* **Brief**: Please work out how many lines in the material contain "Reviewer" and give only that figure.

※

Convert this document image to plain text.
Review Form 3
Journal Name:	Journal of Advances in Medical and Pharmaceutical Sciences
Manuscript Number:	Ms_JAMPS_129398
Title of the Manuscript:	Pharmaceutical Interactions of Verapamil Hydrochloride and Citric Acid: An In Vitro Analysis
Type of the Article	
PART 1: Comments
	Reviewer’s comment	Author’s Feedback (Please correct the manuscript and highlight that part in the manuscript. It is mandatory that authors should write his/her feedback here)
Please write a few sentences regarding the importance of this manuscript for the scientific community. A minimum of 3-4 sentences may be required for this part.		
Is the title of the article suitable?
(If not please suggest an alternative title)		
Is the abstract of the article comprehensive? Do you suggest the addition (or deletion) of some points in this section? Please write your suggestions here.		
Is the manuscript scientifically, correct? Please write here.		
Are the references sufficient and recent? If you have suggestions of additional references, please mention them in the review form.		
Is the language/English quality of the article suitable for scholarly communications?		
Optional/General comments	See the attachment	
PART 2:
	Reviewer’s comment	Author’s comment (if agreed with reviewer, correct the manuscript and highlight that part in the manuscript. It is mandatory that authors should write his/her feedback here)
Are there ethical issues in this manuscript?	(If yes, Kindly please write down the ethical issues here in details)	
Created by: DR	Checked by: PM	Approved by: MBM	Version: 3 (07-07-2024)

※

* **Reply to the task**: 2